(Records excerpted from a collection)
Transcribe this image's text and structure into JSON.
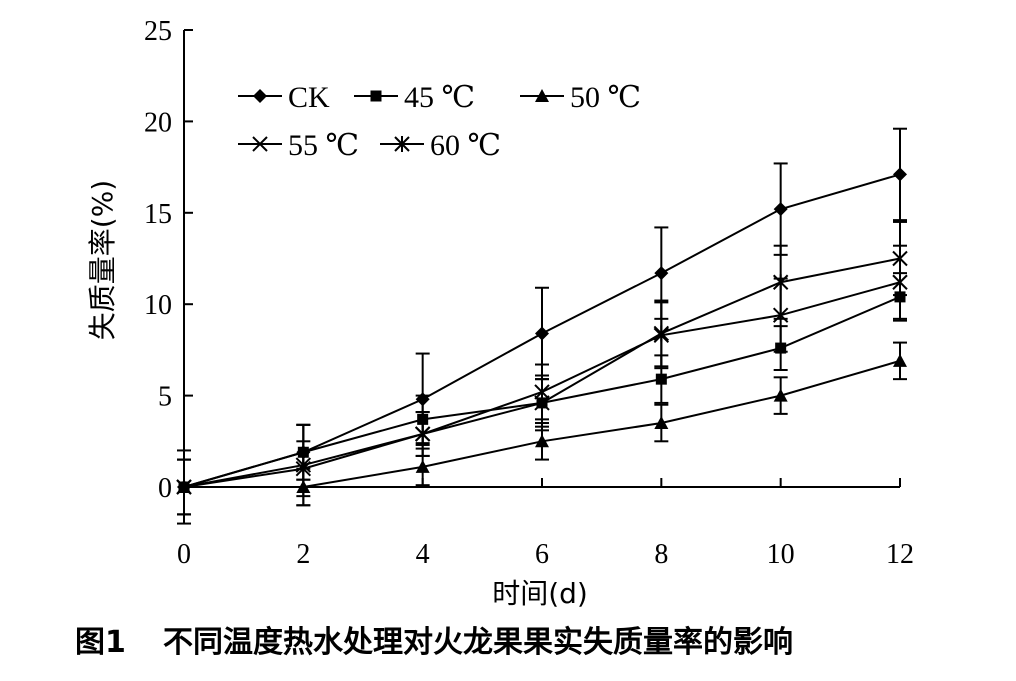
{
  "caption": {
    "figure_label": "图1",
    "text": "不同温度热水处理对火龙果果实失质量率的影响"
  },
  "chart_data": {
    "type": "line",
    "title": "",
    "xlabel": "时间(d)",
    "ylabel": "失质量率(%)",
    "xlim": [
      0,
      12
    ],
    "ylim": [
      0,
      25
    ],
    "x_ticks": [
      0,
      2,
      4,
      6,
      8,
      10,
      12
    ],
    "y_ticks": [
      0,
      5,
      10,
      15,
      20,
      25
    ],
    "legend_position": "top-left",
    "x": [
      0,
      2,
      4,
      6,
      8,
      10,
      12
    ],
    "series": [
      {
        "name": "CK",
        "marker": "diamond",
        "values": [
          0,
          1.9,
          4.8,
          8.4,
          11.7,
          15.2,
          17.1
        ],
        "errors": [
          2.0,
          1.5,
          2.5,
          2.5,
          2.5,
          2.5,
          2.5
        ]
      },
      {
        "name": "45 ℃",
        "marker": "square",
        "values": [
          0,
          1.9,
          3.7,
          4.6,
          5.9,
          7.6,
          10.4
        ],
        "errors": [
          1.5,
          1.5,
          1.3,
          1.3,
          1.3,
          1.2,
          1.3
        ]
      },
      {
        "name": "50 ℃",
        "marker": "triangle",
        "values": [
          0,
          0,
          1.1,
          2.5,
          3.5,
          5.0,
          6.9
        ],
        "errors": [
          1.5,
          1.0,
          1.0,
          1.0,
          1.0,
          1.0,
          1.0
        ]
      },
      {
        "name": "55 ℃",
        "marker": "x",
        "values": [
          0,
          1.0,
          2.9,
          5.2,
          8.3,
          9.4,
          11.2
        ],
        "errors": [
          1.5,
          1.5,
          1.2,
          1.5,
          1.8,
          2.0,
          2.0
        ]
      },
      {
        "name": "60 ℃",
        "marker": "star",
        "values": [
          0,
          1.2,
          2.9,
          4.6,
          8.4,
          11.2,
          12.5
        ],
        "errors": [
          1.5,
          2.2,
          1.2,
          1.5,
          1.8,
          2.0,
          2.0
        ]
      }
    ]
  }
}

▸ **PROBLEM DETAILS**
In the entries above, find each line with the word "name" and copy it.

▸ **FULL OUTPUT**
        "name": "CK",
        "name": "45 ℃",
        "name": "50 ℃",
        "name": "55 ℃",
        "name": "60 ℃",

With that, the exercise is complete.